-- start --
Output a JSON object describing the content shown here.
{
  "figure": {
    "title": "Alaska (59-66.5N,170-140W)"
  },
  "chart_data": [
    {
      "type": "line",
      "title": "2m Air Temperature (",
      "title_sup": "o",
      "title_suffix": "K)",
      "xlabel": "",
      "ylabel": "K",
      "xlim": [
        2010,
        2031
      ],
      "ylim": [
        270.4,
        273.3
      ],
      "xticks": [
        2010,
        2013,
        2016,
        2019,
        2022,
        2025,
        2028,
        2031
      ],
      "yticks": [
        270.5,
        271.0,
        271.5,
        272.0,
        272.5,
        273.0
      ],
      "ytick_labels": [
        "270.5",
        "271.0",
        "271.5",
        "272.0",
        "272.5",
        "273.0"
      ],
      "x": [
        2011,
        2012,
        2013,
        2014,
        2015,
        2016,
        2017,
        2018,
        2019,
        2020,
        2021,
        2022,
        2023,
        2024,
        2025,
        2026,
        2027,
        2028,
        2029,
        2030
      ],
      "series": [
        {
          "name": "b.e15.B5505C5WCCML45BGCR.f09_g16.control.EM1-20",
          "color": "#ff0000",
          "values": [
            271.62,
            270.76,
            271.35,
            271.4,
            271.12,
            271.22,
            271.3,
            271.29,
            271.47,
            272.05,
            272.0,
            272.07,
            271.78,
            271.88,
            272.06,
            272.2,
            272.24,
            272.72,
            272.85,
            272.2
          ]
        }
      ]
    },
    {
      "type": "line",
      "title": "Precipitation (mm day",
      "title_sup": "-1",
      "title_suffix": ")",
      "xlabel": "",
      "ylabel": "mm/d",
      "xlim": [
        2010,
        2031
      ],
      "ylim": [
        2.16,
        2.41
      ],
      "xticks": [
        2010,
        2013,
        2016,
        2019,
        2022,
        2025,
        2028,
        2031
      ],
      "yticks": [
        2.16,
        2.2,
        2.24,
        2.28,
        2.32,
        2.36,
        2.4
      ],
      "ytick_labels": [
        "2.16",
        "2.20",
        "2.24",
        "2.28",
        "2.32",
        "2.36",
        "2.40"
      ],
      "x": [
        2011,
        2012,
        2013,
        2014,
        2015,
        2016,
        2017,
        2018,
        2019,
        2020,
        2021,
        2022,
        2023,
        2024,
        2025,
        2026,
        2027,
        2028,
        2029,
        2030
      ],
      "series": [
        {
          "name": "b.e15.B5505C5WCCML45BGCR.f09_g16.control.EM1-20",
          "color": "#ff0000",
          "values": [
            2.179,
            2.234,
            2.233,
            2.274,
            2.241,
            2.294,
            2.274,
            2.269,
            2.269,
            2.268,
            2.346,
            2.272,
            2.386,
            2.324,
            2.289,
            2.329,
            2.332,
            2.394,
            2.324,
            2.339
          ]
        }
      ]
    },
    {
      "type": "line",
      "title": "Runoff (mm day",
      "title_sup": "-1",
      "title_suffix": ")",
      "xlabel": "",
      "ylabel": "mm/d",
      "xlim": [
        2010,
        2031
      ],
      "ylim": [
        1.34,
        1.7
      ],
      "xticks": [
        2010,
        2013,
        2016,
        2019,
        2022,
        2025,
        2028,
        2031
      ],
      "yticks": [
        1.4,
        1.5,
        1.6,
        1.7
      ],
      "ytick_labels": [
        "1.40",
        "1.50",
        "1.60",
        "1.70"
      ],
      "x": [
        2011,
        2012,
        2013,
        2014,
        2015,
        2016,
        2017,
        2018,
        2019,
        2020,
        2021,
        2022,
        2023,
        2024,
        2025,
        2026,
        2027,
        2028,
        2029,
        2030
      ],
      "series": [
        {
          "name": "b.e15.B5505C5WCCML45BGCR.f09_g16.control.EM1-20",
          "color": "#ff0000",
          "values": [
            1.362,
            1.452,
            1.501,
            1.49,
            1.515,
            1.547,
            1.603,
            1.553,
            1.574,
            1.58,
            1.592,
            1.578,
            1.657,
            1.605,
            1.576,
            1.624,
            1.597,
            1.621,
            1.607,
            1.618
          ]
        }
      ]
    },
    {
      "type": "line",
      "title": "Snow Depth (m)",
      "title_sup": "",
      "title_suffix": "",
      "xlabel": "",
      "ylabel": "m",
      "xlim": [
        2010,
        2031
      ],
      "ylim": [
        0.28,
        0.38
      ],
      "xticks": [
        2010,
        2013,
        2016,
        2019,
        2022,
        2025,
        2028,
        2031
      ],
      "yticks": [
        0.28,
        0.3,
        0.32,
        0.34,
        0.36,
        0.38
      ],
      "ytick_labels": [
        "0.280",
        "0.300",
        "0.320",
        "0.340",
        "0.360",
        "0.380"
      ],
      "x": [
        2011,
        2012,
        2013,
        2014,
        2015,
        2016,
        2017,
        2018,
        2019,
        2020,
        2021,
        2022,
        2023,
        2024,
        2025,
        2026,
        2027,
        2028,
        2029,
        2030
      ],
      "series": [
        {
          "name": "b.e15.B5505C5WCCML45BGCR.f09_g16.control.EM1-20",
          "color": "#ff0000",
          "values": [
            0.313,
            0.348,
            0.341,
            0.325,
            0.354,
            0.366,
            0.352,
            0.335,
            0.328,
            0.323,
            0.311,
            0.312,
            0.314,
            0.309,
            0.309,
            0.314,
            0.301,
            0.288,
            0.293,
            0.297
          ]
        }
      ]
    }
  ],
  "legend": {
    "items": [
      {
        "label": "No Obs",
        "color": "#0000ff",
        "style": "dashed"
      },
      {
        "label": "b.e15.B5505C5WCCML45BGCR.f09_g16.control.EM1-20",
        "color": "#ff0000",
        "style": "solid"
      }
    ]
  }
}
-- end --
→ **What is expected**:
Extract the complete data, matching each line exactly.

→ **Expected answer**:
Output a JSON object describing the content shown here.
{
  "figure": {
    "title": "Alaska (59-66.5N,170-140W)"
  },
  "chart_data": [
    {
      "type": "line",
      "title": "2m Air Temperature (",
      "title_sup": "o",
      "title_suffix": "K)",
      "xlabel": "",
      "ylabel": "K",
      "xlim": [
        2010,
        2031
      ],
      "ylim": [
        270.4,
        273.3
      ],
      "xticks": [
        2010,
        2013,
        2016,
        2019,
        2022,
        2025,
        2028,
        2031
      ],
      "yticks": [
        270.5,
        271.0,
        271.5,
        272.0,
        272.5,
        273.0
      ],
      "ytick_labels": [
        "270.5",
        "271.0",
        "271.5",
        "272.0",
        "272.5",
        "273.0"
      ],
      "x": [
        2011,
        2012,
        2013,
        2014,
        2015,
        2016,
        2017,
        2018,
        2019,
        2020,
        2021,
        2022,
        2023,
        2024,
        2025,
        2026,
        2027,
        2028,
        2029,
        2030
      ],
      "series": [
        {
          "name": "b.e15.B5505C5WCCML45BGCR.f09_g16.control.EM1-20",
          "color": "#ff0000",
          "values": [
            271.62,
            270.76,
            271.35,
            271.4,
            271.12,
            271.22,
            271.3,
            271.29,
            271.47,
            272.05,
            272.0,
            272.07,
            271.78,
            271.88,
            272.06,
            272.2,
            272.24,
            272.72,
            272.85,
            272.2
          ]
        }
      ]
    },
    {
      "type": "line",
      "title": "Precipitation (mm day",
      "title_sup": "-1",
      "title_suffix": ")",
      "xlabel": "",
      "ylabel": "mm/d",
      "xlim": [
        2010,
        2031
      ],
      "ylim": [
        2.16,
        2.41
      ],
      "xticks": [
        2010,
        2013,
        2016,
        2019,
        2022,
        2025,
        2028,
        2031
      ],
      "yticks": [
        2.16,
        2.2,
        2.24,
        2.28,
        2.32,
        2.36,
        2.4
      ],
      "ytick_labels": [
        "2.16",
        "2.20",
        "2.24",
        "2.28",
        "2.32",
        "2.36",
        "2.40"
      ],
      "x": [
        2011,
        2012,
        2013,
        2014,
        2015,
        2016,
        2017,
        2018,
        2019,
        2020,
        2021,
        2022,
        2023,
        2024,
        2025,
        2026,
        2027,
        2028,
        2029,
        2030
      ],
      "series": [
        {
          "name": "b.e15.B5505C5WCCML45BGCR.f09_g16.control.EM1-20",
          "color": "#ff0000",
          "values": [
            2.179,
            2.234,
            2.233,
            2.274,
            2.241,
            2.294,
            2.274,
            2.269,
            2.269,
            2.268,
            2.346,
            2.272,
            2.386,
            2.324,
            2.289,
            2.329,
            2.332,
            2.394,
            2.324,
            2.339
          ]
        }
      ]
    },
    {
      "type": "line",
      "title": "Runoff (mm day",
      "title_sup": "-1",
      "title_suffix": ")",
      "xlabel": "",
      "ylabel": "mm/d",
      "xlim": [
        2010,
        2031
      ],
      "ylim": [
        1.34,
        1.7
      ],
      "xticks": [
        2010,
        2013,
        2016,
        2019,
        2022,
        2025,
        2028,
        2031
      ],
      "yticks": [
        1.4,
        1.5,
        1.6,
        1.7
      ],
      "ytick_labels": [
        "1.40",
        "1.50",
        "1.60",
        "1.70"
      ],
      "x": [
        2011,
        2012,
        2013,
        2014,
        2015,
        2016,
        2017,
        2018,
        2019,
        2020,
        2021,
        2022,
        2023,
        2024,
        2025,
        2026,
        2027,
        2028,
        2029,
        2030
      ],
      "series": [
        {
          "name": "b.e15.B5505C5WCCML45BGCR.f09_g16.control.EM1-20",
          "color": "#ff0000",
          "values": [
            1.362,
            1.452,
            1.501,
            1.49,
            1.515,
            1.547,
            1.603,
            1.553,
            1.574,
            1.58,
            1.592,
            1.578,
            1.657,
            1.605,
            1.576,
            1.624,
            1.597,
            1.621,
            1.607,
            1.618
          ]
        }
      ]
    },
    {
      "type": "line",
      "title": "Snow Depth (m)",
      "title_sup": "",
      "title_suffix": "",
      "xlabel": "",
      "ylabel": "m",
      "xlim": [
        2010,
        2031
      ],
      "ylim": [
        0.28,
        0.38
      ],
      "xticks": [
        2010,
        2013,
        2016,
        2019,
        2022,
        2025,
        2028,
        2031
      ],
      "yticks": [
        0.28,
        0.3,
        0.32,
        0.34,
        0.36,
        0.38
      ],
      "ytick_labels": [
        "0.280",
        "0.300",
        "0.320",
        "0.340",
        "0.360",
        "0.380"
      ],
      "x": [
        2011,
        2012,
        2013,
        2014,
        2015,
        2016,
        2017,
        2018,
        2019,
        2020,
        2021,
        2022,
        2023,
        2024,
        2025,
        2026,
        2027,
        2028,
        2029,
        2030
      ],
      "series": [
        {
          "name": "b.e15.B5505C5WCCML45BGCR.f09_g16.control.EM1-20",
          "color": "#ff0000",
          "values": [
            0.313,
            0.348,
            0.341,
            0.325,
            0.354,
            0.366,
            0.352,
            0.335,
            0.328,
            0.323,
            0.311,
            0.312,
            0.314,
            0.309,
            0.309,
            0.314,
            0.301,
            0.288,
            0.293,
            0.297
          ]
        }
      ]
    }
  ],
  "legend": {
    "items": [
      {
        "label": "No Obs",
        "color": "#0000ff",
        "style": "dashed"
      },
      {
        "label": "b.e15.B5505C5WCCML45BGCR.f09_g16.control.EM1-20",
        "color": "#ff0000",
        "style": "solid"
      }
    ]
  }
}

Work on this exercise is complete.